Problem details
Set out each line from the following listing that includes the word "的结果是".
[Begin]
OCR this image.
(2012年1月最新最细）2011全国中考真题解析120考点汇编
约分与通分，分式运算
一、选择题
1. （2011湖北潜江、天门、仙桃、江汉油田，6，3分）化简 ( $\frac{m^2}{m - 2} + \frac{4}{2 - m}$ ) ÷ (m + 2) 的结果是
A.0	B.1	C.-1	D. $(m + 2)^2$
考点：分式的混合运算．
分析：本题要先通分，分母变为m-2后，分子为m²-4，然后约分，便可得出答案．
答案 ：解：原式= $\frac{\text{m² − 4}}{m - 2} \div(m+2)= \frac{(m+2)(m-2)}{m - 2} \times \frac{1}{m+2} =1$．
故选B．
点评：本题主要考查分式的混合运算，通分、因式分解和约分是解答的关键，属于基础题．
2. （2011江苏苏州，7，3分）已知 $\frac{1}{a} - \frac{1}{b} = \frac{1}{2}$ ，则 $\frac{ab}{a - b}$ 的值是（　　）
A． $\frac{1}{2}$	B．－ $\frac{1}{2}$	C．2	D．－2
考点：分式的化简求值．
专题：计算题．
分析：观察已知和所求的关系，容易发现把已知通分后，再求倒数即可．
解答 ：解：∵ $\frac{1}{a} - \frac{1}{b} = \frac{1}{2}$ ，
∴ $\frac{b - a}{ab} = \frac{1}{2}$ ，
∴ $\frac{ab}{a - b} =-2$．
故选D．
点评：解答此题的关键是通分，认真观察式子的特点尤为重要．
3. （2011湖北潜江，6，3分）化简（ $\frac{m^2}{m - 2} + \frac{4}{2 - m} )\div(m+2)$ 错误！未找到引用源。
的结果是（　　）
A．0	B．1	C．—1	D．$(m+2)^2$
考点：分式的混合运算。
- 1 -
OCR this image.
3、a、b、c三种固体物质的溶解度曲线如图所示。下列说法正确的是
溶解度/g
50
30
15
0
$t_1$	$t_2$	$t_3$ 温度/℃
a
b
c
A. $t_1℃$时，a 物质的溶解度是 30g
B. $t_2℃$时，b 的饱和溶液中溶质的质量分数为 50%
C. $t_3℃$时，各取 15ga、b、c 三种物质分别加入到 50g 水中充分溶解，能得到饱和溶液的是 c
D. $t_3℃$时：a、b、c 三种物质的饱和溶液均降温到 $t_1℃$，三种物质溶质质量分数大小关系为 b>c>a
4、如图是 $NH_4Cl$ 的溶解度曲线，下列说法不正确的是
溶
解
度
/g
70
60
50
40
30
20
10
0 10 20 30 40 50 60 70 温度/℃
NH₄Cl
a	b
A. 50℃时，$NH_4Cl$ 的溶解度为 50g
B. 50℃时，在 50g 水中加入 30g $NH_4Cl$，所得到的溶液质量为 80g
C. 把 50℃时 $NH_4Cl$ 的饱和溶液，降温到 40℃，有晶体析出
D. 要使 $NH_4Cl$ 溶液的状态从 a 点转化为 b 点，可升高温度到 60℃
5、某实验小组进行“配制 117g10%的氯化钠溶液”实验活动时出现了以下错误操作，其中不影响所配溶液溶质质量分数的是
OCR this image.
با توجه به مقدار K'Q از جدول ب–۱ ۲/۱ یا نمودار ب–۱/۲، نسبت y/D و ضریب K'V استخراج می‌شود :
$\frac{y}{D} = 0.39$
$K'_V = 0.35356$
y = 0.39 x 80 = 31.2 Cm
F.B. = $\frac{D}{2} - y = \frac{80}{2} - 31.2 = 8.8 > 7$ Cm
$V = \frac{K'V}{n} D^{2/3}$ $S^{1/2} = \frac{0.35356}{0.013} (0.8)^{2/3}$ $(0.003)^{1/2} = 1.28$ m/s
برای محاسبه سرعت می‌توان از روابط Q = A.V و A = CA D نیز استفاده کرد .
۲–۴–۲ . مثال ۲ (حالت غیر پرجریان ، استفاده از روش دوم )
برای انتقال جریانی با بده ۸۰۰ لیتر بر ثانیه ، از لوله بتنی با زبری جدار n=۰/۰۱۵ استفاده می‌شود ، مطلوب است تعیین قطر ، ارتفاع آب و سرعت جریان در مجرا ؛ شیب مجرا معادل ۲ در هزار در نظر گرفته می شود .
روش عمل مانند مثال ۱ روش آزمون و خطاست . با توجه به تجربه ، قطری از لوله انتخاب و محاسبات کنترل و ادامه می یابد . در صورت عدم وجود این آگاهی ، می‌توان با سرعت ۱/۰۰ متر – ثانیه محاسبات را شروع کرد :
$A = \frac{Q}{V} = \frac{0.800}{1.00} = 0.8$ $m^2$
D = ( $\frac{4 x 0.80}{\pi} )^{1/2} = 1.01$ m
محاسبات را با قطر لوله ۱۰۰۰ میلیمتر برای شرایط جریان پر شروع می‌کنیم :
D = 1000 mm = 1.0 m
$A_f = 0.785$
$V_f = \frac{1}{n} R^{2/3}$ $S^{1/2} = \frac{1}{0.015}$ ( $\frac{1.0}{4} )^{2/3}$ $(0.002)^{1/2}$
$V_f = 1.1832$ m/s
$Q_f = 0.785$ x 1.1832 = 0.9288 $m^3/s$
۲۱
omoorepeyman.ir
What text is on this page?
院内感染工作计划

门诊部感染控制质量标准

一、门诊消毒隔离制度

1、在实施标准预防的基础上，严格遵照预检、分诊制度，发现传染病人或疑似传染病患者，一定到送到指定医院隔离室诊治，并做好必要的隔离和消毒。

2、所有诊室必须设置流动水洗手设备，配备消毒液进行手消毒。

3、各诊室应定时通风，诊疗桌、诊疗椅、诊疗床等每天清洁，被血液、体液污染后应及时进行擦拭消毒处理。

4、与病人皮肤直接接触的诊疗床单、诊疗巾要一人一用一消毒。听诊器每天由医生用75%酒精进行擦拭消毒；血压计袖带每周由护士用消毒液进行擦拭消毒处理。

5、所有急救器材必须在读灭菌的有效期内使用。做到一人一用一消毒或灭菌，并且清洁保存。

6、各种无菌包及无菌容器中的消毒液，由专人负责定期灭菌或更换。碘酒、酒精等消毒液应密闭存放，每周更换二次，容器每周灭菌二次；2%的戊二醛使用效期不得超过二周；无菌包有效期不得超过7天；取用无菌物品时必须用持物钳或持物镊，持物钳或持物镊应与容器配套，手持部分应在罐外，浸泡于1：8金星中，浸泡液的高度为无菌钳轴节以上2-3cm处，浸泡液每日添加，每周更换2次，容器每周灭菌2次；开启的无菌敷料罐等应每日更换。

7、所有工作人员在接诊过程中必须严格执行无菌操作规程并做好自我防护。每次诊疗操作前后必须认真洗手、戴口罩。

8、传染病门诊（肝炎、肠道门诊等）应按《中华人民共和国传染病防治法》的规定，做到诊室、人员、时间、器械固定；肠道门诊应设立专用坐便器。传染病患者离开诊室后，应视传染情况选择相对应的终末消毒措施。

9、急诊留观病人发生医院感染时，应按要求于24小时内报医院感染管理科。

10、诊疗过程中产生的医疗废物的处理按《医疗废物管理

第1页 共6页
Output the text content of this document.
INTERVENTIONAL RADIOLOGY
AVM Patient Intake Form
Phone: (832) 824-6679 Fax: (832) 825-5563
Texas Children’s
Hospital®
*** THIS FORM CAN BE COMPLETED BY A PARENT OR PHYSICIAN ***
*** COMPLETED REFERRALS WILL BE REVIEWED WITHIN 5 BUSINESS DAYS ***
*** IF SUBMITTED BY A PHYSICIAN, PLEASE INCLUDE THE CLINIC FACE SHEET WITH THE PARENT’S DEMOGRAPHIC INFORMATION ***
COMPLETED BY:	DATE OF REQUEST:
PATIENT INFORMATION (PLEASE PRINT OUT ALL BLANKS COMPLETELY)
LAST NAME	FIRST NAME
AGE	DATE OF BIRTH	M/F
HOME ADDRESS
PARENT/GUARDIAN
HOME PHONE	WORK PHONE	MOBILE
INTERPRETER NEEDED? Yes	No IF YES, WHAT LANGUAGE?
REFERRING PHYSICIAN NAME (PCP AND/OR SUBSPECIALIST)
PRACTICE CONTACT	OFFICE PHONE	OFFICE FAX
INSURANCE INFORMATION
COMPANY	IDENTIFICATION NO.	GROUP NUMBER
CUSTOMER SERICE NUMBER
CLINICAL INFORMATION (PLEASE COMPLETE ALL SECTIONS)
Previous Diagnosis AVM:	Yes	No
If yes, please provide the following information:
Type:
[End]
Exercise answer
1. （2011湖北潜江、天门、仙桃、江汉油田，6，3分）化简 ( $\frac{m^2}{m - 2} + \frac{4}{2 - m}$ ) ÷ (m + 2) 的结果是
的结果是（　　）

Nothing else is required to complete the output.